Transcribe each line of the records below exactly, excluding any embedded images.

Records that describe figures:
::::::

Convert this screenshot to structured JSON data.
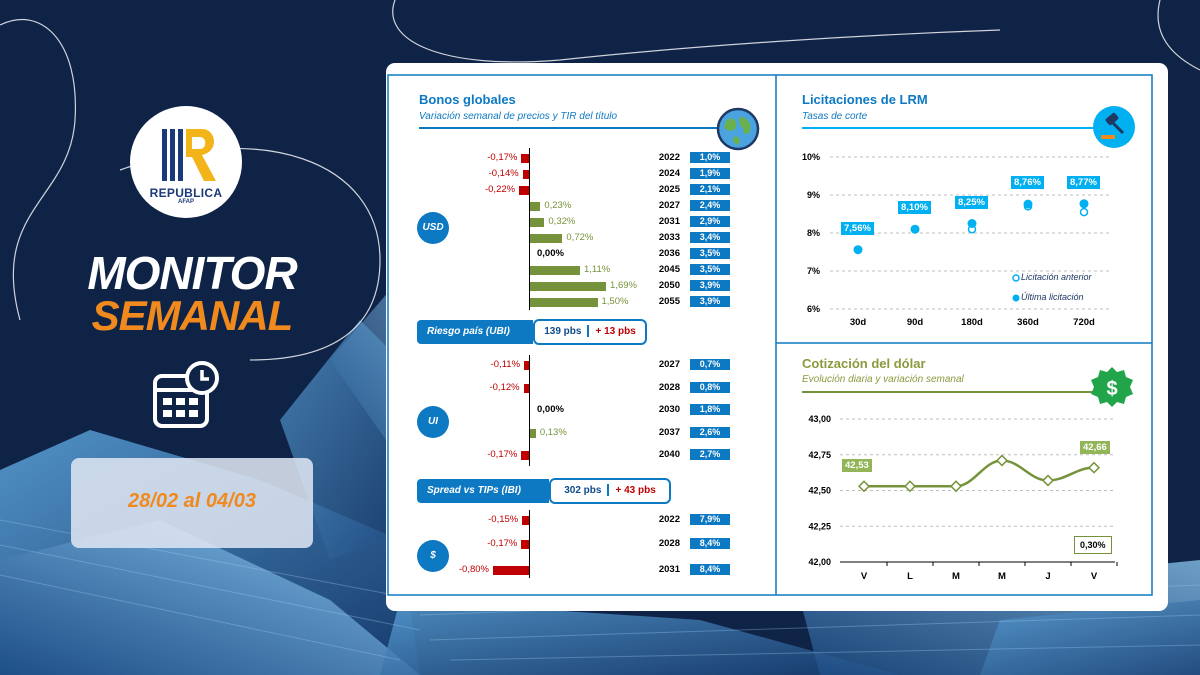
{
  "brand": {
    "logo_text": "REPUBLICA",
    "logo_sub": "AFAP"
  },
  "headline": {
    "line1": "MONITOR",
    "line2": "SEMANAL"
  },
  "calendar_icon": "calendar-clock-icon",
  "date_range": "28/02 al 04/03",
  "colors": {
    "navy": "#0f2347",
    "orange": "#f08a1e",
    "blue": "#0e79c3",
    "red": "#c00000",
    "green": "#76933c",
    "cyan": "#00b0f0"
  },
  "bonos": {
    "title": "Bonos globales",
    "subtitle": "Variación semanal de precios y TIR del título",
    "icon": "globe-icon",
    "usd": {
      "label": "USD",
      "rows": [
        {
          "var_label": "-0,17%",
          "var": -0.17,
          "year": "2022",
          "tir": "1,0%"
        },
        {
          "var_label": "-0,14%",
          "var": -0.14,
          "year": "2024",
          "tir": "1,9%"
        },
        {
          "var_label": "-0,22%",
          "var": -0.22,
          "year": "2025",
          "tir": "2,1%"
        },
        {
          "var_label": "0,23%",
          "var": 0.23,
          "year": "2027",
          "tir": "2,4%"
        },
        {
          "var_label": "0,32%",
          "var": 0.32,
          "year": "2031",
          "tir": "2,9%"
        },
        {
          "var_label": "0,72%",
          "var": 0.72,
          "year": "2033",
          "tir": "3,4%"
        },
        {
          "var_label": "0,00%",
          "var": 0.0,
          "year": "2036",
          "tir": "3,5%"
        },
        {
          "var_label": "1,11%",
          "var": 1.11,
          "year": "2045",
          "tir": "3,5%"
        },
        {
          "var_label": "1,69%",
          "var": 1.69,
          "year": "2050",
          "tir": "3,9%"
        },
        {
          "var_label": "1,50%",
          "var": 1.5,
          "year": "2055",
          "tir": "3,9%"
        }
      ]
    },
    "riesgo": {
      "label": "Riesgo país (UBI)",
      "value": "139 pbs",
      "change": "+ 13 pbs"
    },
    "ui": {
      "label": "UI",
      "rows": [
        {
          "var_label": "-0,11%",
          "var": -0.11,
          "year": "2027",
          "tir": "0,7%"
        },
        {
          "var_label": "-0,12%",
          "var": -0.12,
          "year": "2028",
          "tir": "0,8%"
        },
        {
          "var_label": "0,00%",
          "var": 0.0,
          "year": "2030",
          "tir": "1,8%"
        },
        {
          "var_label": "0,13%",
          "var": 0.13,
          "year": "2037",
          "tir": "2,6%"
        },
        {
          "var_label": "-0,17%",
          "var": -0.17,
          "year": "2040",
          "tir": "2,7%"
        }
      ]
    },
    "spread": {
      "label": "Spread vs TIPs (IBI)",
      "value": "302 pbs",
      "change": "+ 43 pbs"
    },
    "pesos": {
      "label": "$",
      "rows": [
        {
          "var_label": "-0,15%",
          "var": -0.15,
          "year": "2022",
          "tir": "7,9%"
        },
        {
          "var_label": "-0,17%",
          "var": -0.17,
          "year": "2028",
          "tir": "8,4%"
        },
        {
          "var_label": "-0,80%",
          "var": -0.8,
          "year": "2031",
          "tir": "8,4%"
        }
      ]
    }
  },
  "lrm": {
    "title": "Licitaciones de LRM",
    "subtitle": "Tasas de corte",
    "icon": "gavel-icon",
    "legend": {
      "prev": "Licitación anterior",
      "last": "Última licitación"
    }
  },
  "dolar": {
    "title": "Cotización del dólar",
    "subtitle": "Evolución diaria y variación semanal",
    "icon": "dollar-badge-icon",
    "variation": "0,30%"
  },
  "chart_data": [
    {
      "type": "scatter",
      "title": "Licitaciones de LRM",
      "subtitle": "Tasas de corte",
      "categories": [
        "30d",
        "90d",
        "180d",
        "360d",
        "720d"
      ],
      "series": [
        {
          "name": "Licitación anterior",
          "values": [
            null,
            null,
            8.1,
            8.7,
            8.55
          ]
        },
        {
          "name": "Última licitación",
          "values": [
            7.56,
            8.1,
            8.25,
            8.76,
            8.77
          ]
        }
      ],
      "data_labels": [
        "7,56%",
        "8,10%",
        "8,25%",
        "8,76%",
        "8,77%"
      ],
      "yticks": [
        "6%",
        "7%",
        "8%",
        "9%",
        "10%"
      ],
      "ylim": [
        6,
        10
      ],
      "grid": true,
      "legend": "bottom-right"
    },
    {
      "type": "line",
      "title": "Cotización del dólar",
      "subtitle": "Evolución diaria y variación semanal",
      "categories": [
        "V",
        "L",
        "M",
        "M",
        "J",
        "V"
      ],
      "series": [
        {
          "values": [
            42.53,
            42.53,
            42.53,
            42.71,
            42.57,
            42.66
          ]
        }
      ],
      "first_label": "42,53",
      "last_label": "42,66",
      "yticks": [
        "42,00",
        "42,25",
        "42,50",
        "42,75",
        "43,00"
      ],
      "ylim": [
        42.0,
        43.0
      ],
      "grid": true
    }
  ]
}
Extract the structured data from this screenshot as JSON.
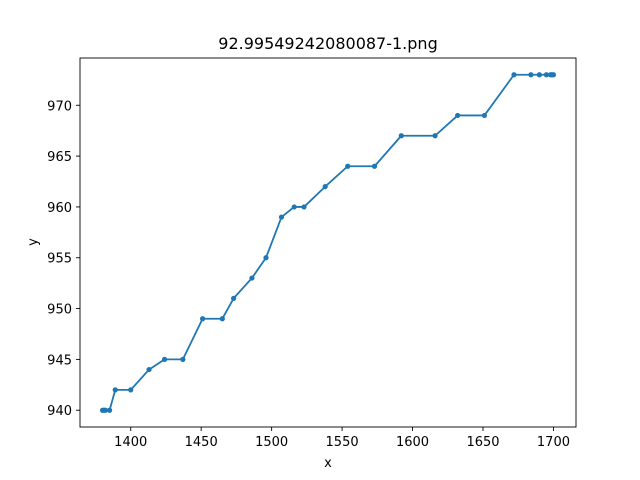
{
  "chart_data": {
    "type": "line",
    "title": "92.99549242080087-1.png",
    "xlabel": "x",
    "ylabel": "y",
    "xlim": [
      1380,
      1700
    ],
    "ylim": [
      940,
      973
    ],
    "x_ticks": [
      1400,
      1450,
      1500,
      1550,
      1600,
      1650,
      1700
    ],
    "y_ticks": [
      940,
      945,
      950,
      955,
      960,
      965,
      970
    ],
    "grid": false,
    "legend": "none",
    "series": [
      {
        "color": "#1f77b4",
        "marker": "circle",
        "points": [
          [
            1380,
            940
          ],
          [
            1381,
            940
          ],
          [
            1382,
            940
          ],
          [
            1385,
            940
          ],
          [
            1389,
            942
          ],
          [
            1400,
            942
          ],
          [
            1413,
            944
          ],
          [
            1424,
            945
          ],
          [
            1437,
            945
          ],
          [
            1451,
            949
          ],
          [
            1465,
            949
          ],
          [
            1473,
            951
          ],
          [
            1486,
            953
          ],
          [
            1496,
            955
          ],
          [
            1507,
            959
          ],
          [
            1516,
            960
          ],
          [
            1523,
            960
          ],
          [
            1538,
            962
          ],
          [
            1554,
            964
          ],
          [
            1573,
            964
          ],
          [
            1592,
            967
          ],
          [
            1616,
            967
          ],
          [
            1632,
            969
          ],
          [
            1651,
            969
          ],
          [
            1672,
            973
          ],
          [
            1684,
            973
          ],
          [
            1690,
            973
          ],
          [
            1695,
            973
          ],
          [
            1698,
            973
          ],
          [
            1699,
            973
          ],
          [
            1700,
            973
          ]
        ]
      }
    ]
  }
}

::::::

◆ **Expected answer**:
Convert this screenshot to structured JSON data.
{
  "brand": {
    "logo_text": "REPUBLICA",
    "logo_sub": "AFAP"
  },
  "headline": {
    "line1": "MONITOR",
    "line2": "SEMANAL"
  },
  "calendar_icon": "calendar-clock-icon",
  "date_range": "28/02 al 04/03",
  "colors": {
    "navy": "#0f2347",
    "orange": "#f08a1e",
    "blue": "#0e79c3",
    "red": "#c00000",
    "green": "#76933c",
    "cyan": "#00b0f0"
  },
  "bonos": {
    "title": "Bonos globales",
    "subtitle": "Variación semanal de precios y TIR del título",
    "icon": "globe-icon",
    "usd": {
      "label": "USD",
      "rows": [
        {
          "var_label": "-0,17%",
          "var": -0.17,
          "year": "2022",
          "tir": "1,0%"
        },
        {
          "var_label": "-0,14%",
          "var": -0.14,
          "year": "2024",
          "tir": "1,9%"
        },
        {
          "var_label": "-0,22%",
          "var": -0.22,
          "year": "2025",
          "tir": "2,1%"
        },
        {
          "var_label": "0,23%",
          "var": 0.23,
          "year": "2027",
          "tir": "2,4%"
        },
        {
          "var_label": "0,32%",
          "var": 0.32,
          "year": "2031",
          "tir": "2,9%"
        },
        {
          "var_label": "0,72%",
          "var": 0.72,
          "year": "2033",
          "tir": "3,4%"
        },
        {
          "var_label": "0,00%",
          "var": 0.0,
          "year": "2036",
          "tir": "3,5%"
        },
        {
          "var_label": "1,11%",
          "var": 1.11,
          "year": "2045",
          "tir": "3,5%"
        },
        {
          "var_label": "1,69%",
          "var": 1.69,
          "year": "2050",
          "tir": "3,9%"
        },
        {
          "var_label": "1,50%",
          "var": 1.5,
          "year": "2055",
          "tir": "3,9%"
        }
      ]
    },
    "riesgo": {
      "label": "Riesgo país (UBI)",
      "value": "139 pbs",
      "change": "+ 13 pbs"
    },
    "ui": {
      "label": "UI",
      "rows": [
        {
          "var_label": "-0,11%",
          "var": -0.11,
          "year": "2027",
          "tir": "0,7%"
        },
        {
          "var_label": "-0,12%",
          "var": -0.12,
          "year": "2028",
          "tir": "0,8%"
        },
        {
          "var_label": "0,00%",
          "var": 0.0,
          "year": "2030",
          "tir": "1,8%"
        },
        {
          "var_label": "0,13%",
          "var": 0.13,
          "year": "2037",
          "tir": "2,6%"
        },
        {
          "var_label": "-0,17%",
          "var": -0.17,
          "year": "2040",
          "tir": "2,7%"
        }
      ]
    },
    "spread": {
      "label": "Spread vs TIPs (IBI)",
      "value": "302 pbs",
      "change": "+ 43 pbs"
    },
    "pesos": {
      "label": "$",
      "rows": [
        {
          "var_label": "-0,15%",
          "var": -0.15,
          "year": "2022",
          "tir": "7,9%"
        },
        {
          "var_label": "-0,17%",
          "var": -0.17,
          "year": "2028",
          "tir": "8,4%"
        },
        {
          "var_label": "-0,80%",
          "var": -0.8,
          "year": "2031",
          "tir": "8,4%"
        }
      ]
    }
  },
  "lrm": {
    "title": "Licitaciones de LRM",
    "subtitle": "Tasas de corte",
    "icon": "gavel-icon",
    "legend": {
      "prev": "Licitación anterior",
      "last": "Última licitación"
    }
  },
  "dolar": {
    "title": "Cotización del dólar",
    "subtitle": "Evolución diaria y variación semanal",
    "icon": "dollar-badge-icon",
    "variation": "0,30%"
  },
  "chart_data": [
    {
      "type": "scatter",
      "title": "Licitaciones de LRM",
      "subtitle": "Tasas de corte",
      "categories": [
        "30d",
        "90d",
        "180d",
        "360d",
        "720d"
      ],
      "series": [
        {
          "name": "Licitación anterior",
          "values": [
            null,
            null,
            8.1,
            8.7,
            8.55
          ]
        },
        {
          "name": "Última licitación",
          "values": [
            7.56,
            8.1,
            8.25,
            8.76,
            8.77
          ]
        }
      ],
      "data_labels": [
        "7,56%",
        "8,10%",
        "8,25%",
        "8,76%",
        "8,77%"
      ],
      "yticks": [
        "6%",
        "7%",
        "8%",
        "9%",
        "10%"
      ],
      "ylim": [
        6,
        10
      ],
      "grid": true,
      "legend": "bottom-right"
    },
    {
      "type": "line",
      "title": "Cotización del dólar",
      "subtitle": "Evolución diaria y variación semanal",
      "categories": [
        "V",
        "L",
        "M",
        "M",
        "J",
        "V"
      ],
      "series": [
        {
          "values": [
            42.53,
            42.53,
            42.53,
            42.71,
            42.57,
            42.66
          ]
        }
      ],
      "first_label": "42,53",
      "last_label": "42,66",
      "yticks": [
        "42,00",
        "42,25",
        "42,50",
        "42,75",
        "43,00"
      ],
      "ylim": [
        42.0,
        43.0
      ],
      "grid": true
    }
  ]
}
Extract the structured data from this screenshot as JSON.
{
  "chart_data": {
    "type": "line",
    "title": "92.99549242080087-1.png",
    "xlabel": "x",
    "ylabel": "y",
    "xlim": [
      1380,
      1700
    ],
    "ylim": [
      940,
      973
    ],
    "x_ticks": [
      1400,
      1450,
      1500,
      1550,
      1600,
      1650,
      1700
    ],
    "y_ticks": [
      940,
      945,
      950,
      955,
      960,
      965,
      970
    ],
    "grid": false,
    "legend": "none",
    "series": [
      {
        "color": "#1f77b4",
        "marker": "circle",
        "points": [
          [
            1380,
            940
          ],
          [
            1381,
            940
          ],
          [
            1382,
            940
          ],
          [
            1385,
            940
          ],
          [
            1389,
            942
          ],
          [
            1400,
            942
          ],
          [
            1413,
            944
          ],
          [
            1424,
            945
          ],
          [
            1437,
            945
          ],
          [
            1451,
            949
          ],
          [
            1465,
            949
          ],
          [
            1473,
            951
          ],
          [
            1486,
            953
          ],
          [
            1496,
            955
          ],
          [
            1507,
            959
          ],
          [
            1516,
            960
          ],
          [
            1523,
            960
          ],
          [
            1538,
            962
          ],
          [
            1554,
            964
          ],
          [
            1573,
            964
          ],
          [
            1592,
            967
          ],
          [
            1616,
            967
          ],
          [
            1632,
            969
          ],
          [
            1651,
            969
          ],
          [
            1672,
            973
          ],
          [
            1684,
            973
          ],
          [
            1690,
            973
          ],
          [
            1695,
            973
          ],
          [
            1698,
            973
          ],
          [
            1699,
            973
          ],
          [
            1700,
            973
          ]
        ]
      }
    ]
  }
}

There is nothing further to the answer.